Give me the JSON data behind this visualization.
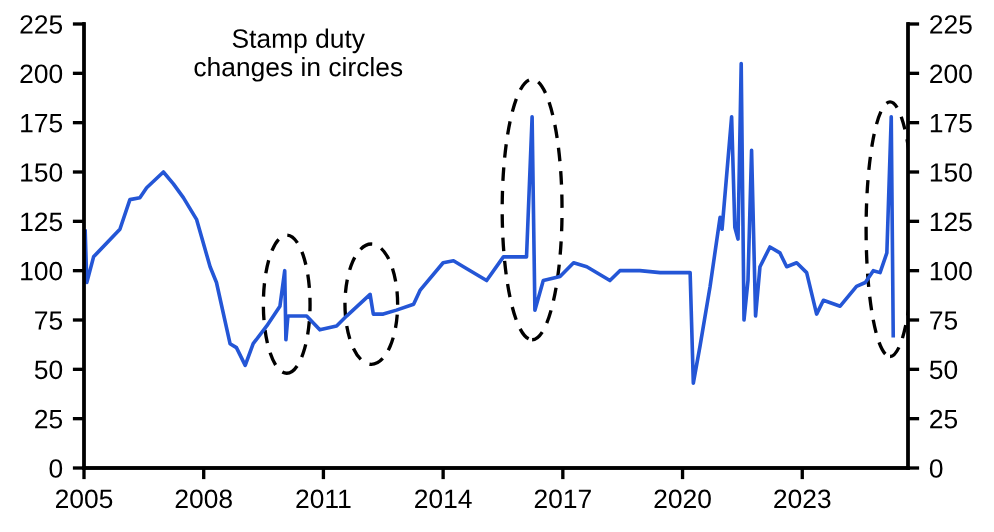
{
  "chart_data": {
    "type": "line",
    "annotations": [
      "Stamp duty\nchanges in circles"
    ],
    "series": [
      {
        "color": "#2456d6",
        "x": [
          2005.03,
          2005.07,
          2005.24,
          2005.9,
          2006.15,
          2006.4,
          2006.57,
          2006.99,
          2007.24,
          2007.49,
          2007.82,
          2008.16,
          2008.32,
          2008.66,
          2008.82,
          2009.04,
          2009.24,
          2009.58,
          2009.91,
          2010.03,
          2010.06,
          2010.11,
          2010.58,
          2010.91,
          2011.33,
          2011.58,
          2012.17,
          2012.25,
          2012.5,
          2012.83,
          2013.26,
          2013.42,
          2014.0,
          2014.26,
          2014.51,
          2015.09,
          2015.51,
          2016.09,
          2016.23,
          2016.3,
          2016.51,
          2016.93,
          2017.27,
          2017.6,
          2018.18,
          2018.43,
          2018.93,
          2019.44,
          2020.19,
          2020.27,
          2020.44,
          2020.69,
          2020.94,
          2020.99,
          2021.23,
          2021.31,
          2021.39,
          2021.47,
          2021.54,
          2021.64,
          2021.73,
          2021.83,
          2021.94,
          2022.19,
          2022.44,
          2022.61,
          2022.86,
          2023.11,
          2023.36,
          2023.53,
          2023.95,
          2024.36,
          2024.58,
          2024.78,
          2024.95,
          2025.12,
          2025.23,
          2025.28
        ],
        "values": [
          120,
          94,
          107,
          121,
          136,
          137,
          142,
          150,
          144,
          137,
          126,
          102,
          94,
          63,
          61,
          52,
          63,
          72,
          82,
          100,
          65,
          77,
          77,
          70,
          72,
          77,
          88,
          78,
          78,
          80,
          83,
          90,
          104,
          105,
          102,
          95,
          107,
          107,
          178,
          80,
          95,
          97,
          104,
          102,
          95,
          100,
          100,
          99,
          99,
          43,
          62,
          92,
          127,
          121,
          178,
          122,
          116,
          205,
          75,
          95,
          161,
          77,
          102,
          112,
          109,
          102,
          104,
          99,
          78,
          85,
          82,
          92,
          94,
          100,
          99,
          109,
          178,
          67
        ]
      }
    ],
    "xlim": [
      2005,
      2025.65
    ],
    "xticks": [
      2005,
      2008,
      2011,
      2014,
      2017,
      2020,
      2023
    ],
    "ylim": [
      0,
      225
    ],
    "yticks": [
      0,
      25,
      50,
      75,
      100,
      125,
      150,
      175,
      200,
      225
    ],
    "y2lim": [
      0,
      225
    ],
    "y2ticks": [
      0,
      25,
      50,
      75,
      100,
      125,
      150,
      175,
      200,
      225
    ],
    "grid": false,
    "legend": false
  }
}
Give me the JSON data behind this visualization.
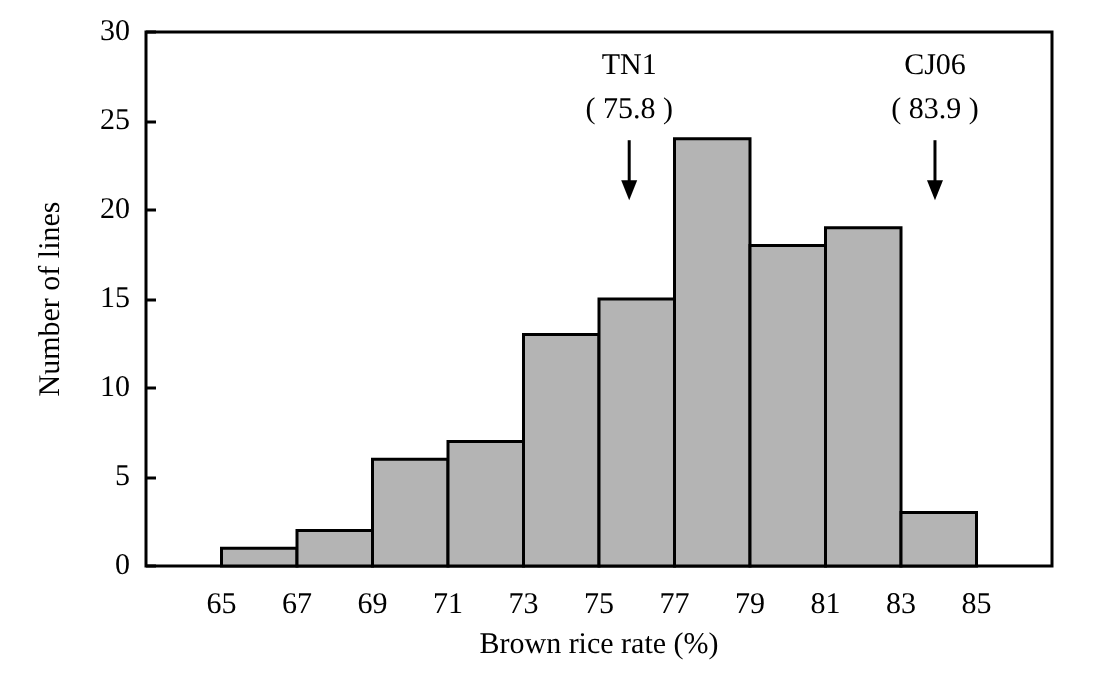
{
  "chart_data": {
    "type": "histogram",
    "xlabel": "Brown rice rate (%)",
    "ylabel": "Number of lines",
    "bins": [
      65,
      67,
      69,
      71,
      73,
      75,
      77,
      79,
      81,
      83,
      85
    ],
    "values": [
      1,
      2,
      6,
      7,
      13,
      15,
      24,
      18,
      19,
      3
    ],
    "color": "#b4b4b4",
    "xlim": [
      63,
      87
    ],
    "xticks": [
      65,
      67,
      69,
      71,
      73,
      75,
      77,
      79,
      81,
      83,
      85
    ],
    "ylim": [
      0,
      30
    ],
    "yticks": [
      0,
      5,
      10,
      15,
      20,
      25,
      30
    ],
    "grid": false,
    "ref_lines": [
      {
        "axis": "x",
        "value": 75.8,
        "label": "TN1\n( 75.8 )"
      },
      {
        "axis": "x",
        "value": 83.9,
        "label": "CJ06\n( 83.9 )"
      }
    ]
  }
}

::::

» WHAT THE TASK ASKS
Copy out the whole listing exactly, and don't carry over any pictures.

» RESULT FOR THIS EXERCISE
Give me the JSON data behind this visualization.
{
  "chart_data": {
    "type": "line",
    "annotations": [
      "Stamp duty\nchanges in circles"
    ],
    "series": [
      {
        "color": "#2456d6",
        "x": [
          2005.03,
          2005.07,
          2005.24,
          2005.9,
          2006.15,
          2006.4,
          2006.57,
          2006.99,
          2007.24,
          2007.49,
          2007.82,
          2008.16,
          2008.32,
          2008.66,
          2008.82,
          2009.04,
          2009.24,
          2009.58,
          2009.91,
          2010.03,
          2010.06,
          2010.11,
          2010.58,
          2010.91,
          2011.33,
          2011.58,
          2012.17,
          2012.25,
          2012.5,
          2012.83,
          2013.26,
          2013.42,
          2014.0,
          2014.26,
          2014.51,
          2015.09,
          2015.51,
          2016.09,
          2016.23,
          2016.3,
          2016.51,
          2016.93,
          2017.27,
          2017.6,
          2018.18,
          2018.43,
          2018.93,
          2019.44,
          2020.19,
          2020.27,
          2020.44,
          2020.69,
          2020.94,
          2020.99,
          2021.23,
          2021.31,
          2021.39,
          2021.47,
          2021.54,
          2021.64,
          2021.73,
          2021.83,
          2021.94,
          2022.19,
          2022.44,
          2022.61,
          2022.86,
          2023.11,
          2023.36,
          2023.53,
          2023.95,
          2024.36,
          2024.58,
          2024.78,
          2024.95,
          2025.12,
          2025.23,
          2025.28
        ],
        "values": [
          120,
          94,
          107,
          121,
          136,
          137,
          142,
          150,
          144,
          137,
          126,
          102,
          94,
          63,
          61,
          52,
          63,
          72,
          82,
          100,
          65,
          77,
          77,
          70,
          72,
          77,
          88,
          78,
          78,
          80,
          83,
          90,
          104,
          105,
          102,
          95,
          107,
          107,
          178,
          80,
          95,
          97,
          104,
          102,
          95,
          100,
          100,
          99,
          99,
          43,
          62,
          92,
          127,
          121,
          178,
          122,
          116,
          205,
          75,
          95,
          161,
          77,
          102,
          112,
          109,
          102,
          104,
          99,
          78,
          85,
          82,
          92,
          94,
          100,
          99,
          109,
          178,
          67
        ]
      }
    ],
    "xlim": [
      2005,
      2025.65
    ],
    "xticks": [
      2005,
      2008,
      2011,
      2014,
      2017,
      2020,
      2023
    ],
    "ylim": [
      0,
      225
    ],
    "yticks": [
      0,
      25,
      50,
      75,
      100,
      125,
      150,
      175,
      200,
      225
    ],
    "y2lim": [
      0,
      225
    ],
    "y2ticks": [
      0,
      25,
      50,
      75,
      100,
      125,
      150,
      175,
      200,
      225
    ],
    "grid": false,
    "legend": false
  }
}
Give me the JSON data behind this visualization.
{
  "chart_data": {
    "type": "histogram",
    "xlabel": "Brown rice rate (%)",
    "ylabel": "Number of lines",
    "bins": [
      65,
      67,
      69,
      71,
      73,
      75,
      77,
      79,
      81,
      83,
      85
    ],
    "values": [
      1,
      2,
      6,
      7,
      13,
      15,
      24,
      18,
      19,
      3
    ],
    "color": "#b4b4b4",
    "xlim": [
      63,
      87
    ],
    "xticks": [
      65,
      67,
      69,
      71,
      73,
      75,
      77,
      79,
      81,
      83,
      85
    ],
    "ylim": [
      0,
      30
    ],
    "yticks": [
      0,
      5,
      10,
      15,
      20,
      25,
      30
    ],
    "grid": false,
    "ref_lines": [
      {
        "axis": "x",
        "value": 75.8,
        "label": "TN1\n( 75.8 )"
      },
      {
        "axis": "x",
        "value": 83.9,
        "label": "CJ06\n( 83.9 )"
      }
    ]
  }
}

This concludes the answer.